What to produce —
In the listing that follows, count the lines holding the word "Valve" and report only that number.

Dataset entries —
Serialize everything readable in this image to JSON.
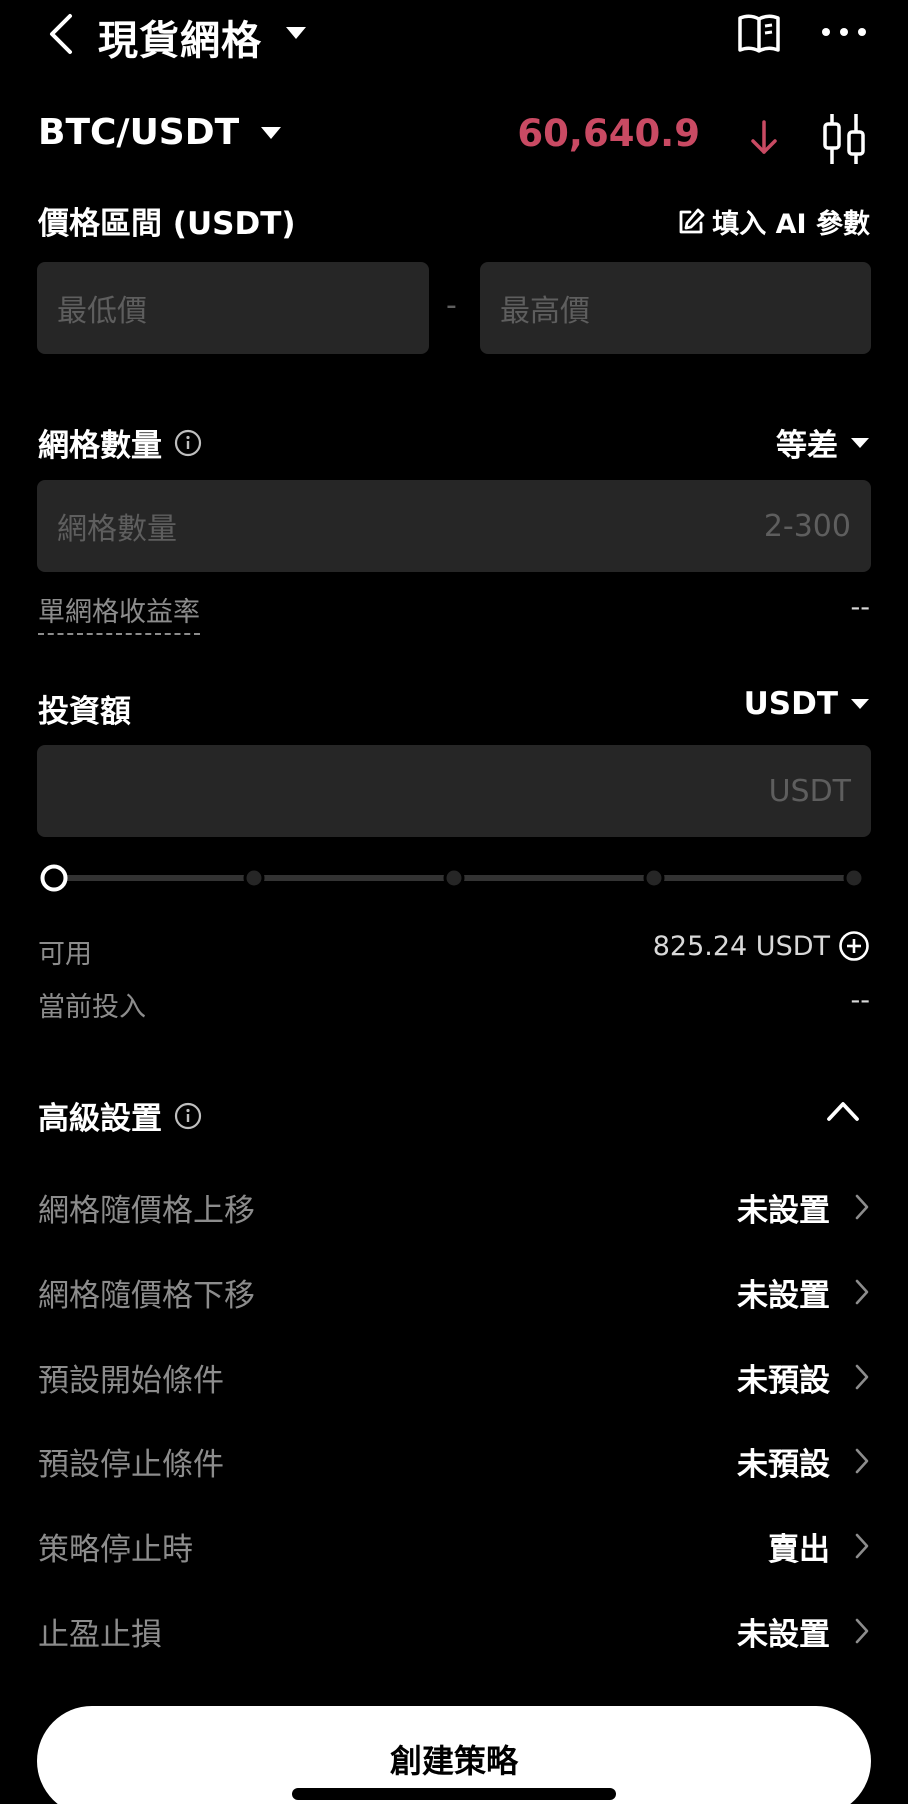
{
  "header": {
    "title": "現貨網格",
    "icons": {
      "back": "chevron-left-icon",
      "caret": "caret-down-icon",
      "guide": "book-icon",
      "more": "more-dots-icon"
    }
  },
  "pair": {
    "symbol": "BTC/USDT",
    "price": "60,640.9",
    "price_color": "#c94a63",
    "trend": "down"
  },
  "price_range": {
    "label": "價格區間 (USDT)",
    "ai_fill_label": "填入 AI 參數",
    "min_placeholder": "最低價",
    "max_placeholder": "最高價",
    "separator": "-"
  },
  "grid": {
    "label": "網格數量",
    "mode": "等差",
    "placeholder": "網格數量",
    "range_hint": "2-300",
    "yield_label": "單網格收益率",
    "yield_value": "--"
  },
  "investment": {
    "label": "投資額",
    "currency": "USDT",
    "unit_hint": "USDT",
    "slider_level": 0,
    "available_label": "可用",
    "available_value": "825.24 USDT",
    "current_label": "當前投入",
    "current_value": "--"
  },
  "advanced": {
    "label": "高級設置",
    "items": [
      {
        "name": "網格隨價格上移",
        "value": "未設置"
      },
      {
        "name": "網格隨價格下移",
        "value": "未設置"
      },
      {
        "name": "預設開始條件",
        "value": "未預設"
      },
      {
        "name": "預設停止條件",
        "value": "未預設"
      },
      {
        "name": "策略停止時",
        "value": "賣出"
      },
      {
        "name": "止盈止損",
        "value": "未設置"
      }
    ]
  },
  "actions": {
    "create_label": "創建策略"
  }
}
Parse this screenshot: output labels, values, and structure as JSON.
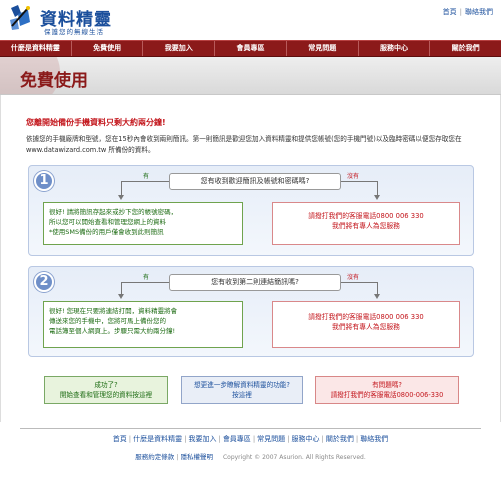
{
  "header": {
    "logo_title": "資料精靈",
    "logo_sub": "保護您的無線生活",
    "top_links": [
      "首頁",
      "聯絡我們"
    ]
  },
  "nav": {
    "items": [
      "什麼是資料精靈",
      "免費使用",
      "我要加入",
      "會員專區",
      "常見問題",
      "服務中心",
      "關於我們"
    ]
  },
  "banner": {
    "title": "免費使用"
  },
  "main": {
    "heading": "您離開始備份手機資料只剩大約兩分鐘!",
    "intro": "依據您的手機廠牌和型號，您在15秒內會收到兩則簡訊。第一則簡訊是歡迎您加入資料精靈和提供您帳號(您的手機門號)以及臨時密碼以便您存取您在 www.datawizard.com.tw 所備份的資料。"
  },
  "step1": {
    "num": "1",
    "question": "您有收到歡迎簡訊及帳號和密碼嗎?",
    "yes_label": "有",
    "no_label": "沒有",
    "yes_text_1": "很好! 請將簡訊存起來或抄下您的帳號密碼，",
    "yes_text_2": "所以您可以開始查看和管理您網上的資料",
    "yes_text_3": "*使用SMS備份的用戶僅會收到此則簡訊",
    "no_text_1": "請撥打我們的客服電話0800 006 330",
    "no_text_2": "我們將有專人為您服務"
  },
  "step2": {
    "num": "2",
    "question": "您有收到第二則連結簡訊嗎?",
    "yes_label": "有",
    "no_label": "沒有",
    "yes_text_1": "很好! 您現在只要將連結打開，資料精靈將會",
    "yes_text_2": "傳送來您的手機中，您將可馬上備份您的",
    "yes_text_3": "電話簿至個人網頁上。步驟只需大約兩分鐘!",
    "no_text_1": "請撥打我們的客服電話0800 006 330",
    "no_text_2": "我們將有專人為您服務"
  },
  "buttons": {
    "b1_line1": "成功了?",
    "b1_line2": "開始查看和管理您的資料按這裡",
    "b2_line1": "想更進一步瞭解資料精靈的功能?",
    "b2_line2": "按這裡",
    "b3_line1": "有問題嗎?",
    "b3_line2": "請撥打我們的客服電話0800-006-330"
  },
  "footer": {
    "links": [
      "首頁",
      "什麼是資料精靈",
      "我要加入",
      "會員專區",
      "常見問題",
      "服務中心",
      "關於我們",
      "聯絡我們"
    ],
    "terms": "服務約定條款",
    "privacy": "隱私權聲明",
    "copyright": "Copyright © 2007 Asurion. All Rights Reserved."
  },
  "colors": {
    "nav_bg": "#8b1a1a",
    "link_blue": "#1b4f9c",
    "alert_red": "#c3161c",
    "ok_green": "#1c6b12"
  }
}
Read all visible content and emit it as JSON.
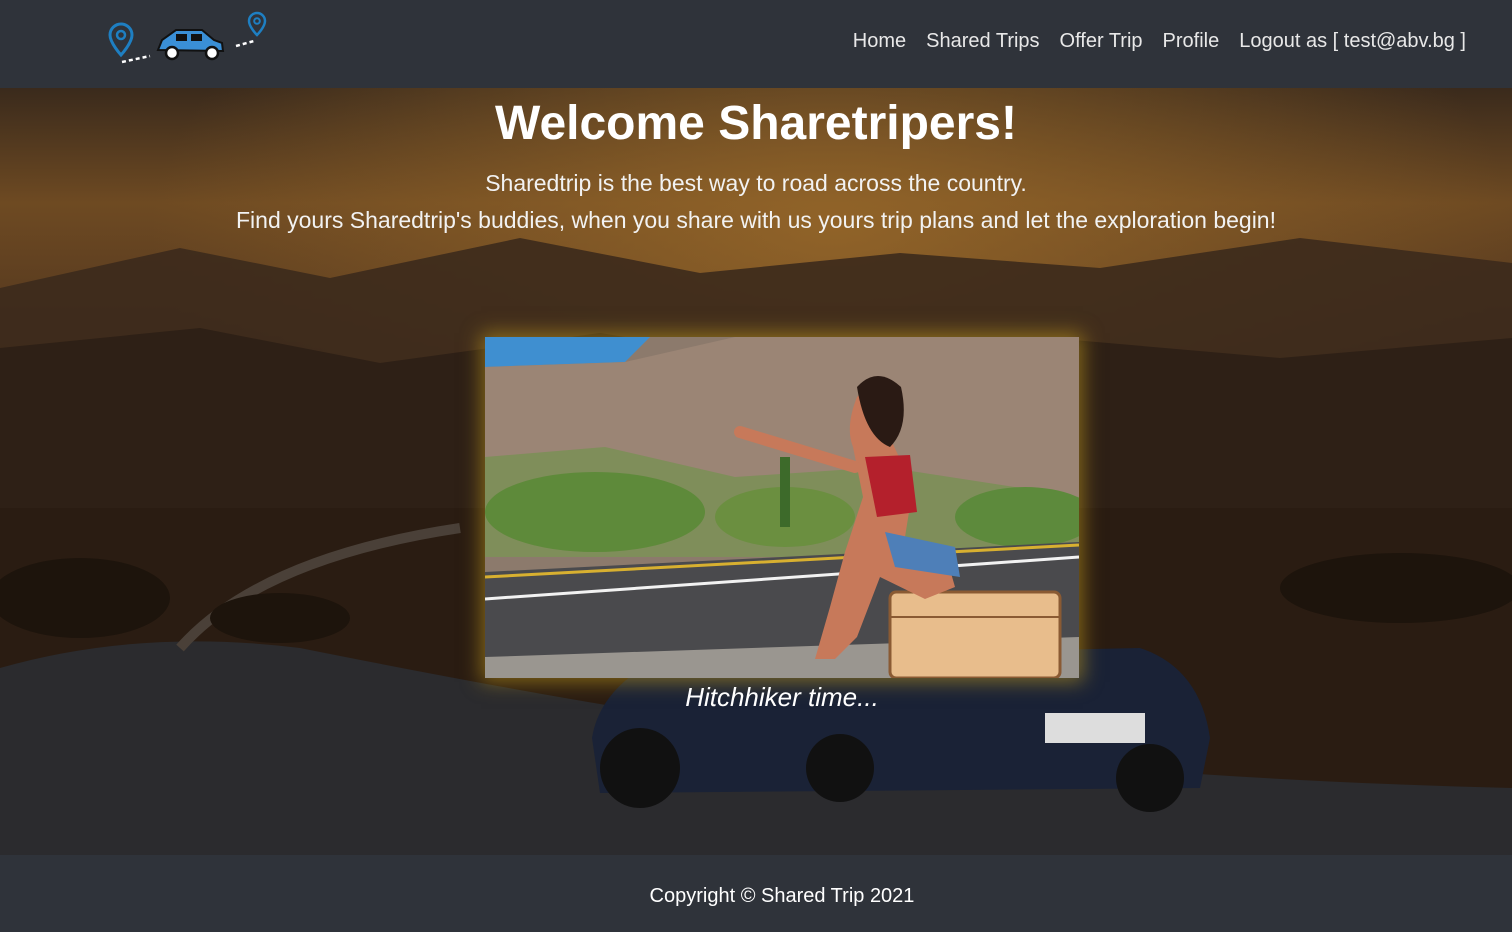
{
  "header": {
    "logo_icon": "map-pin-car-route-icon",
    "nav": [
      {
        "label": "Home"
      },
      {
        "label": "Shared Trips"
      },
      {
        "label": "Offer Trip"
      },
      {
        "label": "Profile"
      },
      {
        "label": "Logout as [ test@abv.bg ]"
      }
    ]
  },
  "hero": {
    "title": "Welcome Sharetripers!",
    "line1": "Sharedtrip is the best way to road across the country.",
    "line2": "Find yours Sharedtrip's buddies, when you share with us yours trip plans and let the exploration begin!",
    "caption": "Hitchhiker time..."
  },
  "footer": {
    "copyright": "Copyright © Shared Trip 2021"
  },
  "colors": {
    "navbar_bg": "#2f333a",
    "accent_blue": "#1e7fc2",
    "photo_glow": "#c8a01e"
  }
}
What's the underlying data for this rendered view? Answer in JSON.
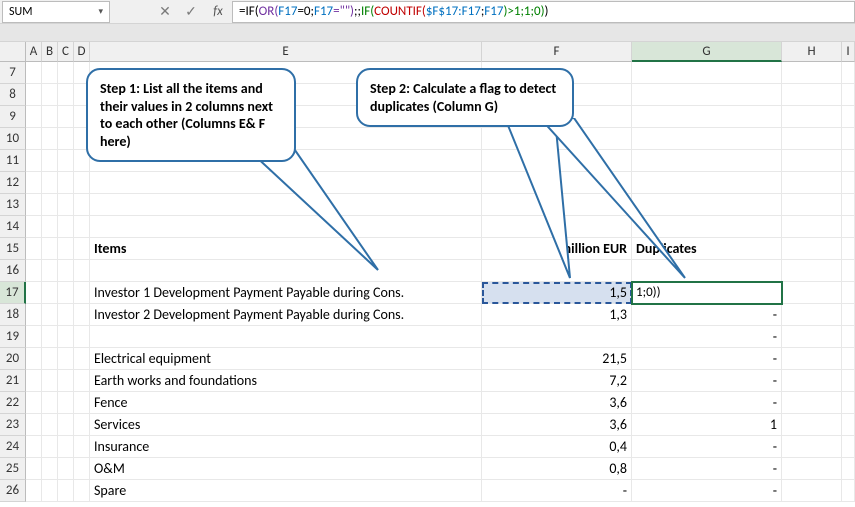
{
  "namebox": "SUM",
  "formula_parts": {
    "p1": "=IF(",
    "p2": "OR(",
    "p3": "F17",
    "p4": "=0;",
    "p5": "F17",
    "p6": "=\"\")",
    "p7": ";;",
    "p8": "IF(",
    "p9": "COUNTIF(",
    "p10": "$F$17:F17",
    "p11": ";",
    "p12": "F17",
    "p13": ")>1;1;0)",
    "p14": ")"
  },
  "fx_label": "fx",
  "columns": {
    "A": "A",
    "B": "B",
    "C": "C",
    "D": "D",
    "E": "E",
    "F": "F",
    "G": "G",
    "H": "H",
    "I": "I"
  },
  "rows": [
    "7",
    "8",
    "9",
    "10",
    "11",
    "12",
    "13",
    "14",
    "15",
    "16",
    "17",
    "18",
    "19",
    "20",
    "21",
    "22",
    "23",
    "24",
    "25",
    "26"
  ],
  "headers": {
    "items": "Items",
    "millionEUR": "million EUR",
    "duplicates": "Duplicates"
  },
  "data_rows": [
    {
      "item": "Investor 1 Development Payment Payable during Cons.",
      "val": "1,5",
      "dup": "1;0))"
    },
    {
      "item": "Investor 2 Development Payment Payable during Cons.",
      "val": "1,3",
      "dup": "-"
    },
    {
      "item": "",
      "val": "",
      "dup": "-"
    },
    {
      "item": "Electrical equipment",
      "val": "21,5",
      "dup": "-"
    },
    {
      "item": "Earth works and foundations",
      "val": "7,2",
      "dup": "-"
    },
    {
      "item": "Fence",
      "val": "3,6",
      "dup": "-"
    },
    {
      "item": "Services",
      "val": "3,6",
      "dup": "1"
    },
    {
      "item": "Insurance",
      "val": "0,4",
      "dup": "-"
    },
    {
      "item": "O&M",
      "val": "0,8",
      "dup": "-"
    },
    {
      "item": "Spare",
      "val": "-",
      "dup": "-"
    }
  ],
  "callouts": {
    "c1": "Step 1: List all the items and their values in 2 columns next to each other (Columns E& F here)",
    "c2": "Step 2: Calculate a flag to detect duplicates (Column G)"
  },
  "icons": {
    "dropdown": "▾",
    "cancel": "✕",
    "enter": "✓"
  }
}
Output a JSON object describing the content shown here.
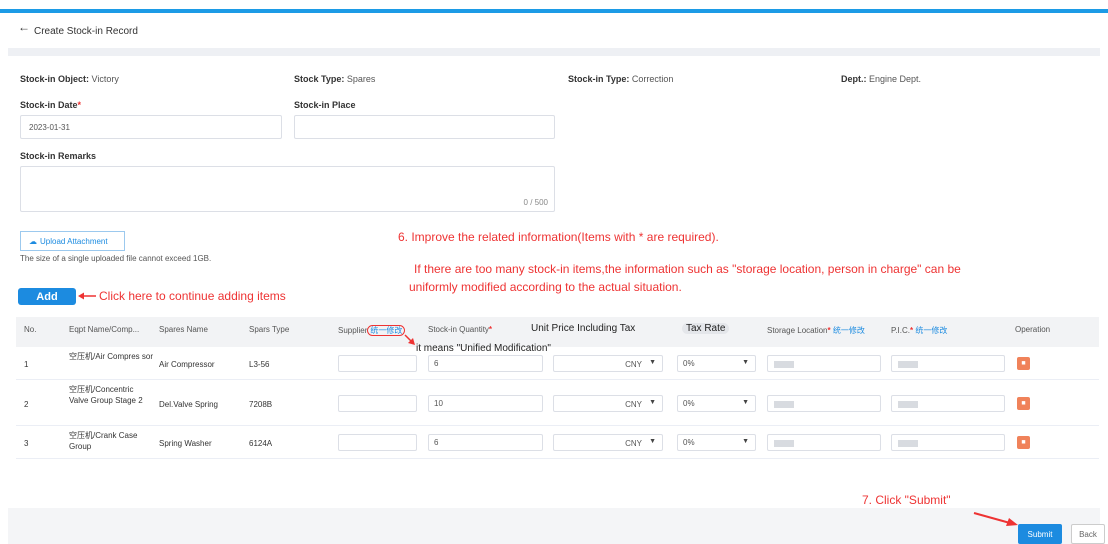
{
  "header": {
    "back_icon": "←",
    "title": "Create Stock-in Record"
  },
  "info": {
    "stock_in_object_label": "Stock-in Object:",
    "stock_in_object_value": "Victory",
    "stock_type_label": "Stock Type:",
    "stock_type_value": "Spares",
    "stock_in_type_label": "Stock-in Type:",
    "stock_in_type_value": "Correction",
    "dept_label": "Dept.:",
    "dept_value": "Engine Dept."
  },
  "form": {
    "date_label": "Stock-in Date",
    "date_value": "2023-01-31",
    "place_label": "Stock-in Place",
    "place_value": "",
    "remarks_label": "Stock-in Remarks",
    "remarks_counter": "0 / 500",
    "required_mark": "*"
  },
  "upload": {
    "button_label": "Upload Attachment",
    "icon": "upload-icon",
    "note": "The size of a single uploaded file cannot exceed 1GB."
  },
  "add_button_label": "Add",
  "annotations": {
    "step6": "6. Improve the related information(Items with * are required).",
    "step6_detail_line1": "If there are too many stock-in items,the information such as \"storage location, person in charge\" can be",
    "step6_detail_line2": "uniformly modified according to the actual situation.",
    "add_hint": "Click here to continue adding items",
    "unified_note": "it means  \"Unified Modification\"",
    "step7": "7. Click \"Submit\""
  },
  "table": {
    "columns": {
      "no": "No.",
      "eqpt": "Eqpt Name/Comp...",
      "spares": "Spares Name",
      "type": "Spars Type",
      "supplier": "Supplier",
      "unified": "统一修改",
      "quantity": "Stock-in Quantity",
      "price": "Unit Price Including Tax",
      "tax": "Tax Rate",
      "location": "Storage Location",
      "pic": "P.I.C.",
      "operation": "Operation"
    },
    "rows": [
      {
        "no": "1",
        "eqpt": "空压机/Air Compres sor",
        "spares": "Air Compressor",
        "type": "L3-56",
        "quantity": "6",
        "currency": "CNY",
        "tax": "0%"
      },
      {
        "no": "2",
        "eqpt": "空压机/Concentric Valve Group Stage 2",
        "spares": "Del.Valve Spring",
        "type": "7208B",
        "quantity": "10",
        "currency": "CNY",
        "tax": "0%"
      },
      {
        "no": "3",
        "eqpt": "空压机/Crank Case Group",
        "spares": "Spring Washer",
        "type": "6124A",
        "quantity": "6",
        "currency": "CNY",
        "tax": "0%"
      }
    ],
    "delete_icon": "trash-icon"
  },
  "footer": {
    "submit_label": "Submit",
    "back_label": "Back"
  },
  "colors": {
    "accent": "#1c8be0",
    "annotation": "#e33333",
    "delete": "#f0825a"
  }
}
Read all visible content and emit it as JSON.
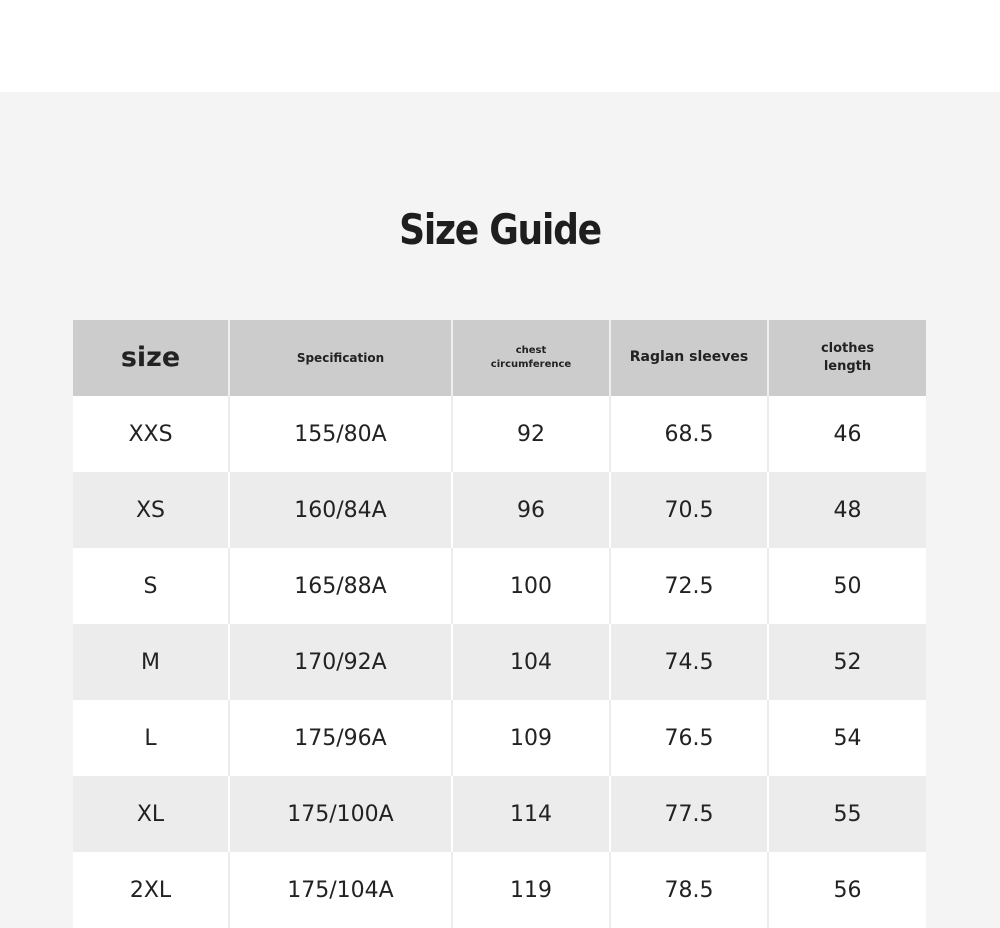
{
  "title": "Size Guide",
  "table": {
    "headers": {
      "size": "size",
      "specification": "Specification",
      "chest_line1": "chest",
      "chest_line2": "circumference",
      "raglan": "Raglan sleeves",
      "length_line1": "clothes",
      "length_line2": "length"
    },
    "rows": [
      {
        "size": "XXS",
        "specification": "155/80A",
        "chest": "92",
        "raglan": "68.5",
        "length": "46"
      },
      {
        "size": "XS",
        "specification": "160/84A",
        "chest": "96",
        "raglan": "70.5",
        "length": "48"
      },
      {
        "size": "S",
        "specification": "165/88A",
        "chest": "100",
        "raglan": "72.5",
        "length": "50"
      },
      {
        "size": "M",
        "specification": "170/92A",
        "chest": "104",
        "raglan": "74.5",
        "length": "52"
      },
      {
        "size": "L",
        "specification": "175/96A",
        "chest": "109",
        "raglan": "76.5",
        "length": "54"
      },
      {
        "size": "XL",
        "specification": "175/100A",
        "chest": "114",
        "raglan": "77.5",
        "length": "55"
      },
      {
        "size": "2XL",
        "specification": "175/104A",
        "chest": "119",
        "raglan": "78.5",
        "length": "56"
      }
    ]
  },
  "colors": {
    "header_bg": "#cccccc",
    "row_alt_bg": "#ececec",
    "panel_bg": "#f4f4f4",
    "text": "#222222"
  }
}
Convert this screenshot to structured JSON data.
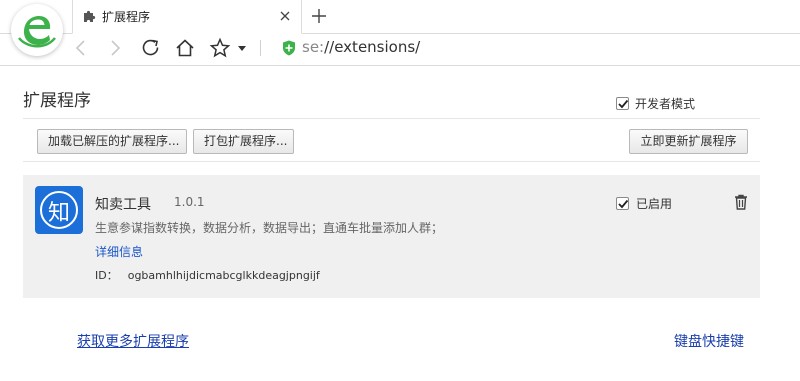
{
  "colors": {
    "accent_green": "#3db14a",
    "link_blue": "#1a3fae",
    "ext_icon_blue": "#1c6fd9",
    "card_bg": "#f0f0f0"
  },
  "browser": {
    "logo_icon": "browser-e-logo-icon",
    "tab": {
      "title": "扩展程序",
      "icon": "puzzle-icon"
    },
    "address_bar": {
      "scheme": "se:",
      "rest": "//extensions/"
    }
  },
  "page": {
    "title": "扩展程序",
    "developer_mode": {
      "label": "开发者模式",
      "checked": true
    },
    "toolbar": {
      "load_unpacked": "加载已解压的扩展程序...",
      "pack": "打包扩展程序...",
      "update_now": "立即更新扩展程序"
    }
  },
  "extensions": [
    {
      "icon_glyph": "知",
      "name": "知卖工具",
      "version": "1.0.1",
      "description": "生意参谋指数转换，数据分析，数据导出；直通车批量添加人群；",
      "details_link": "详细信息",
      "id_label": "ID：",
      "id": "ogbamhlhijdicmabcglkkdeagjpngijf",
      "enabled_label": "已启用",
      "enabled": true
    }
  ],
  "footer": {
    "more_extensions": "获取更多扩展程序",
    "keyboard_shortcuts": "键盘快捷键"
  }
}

Solution —
2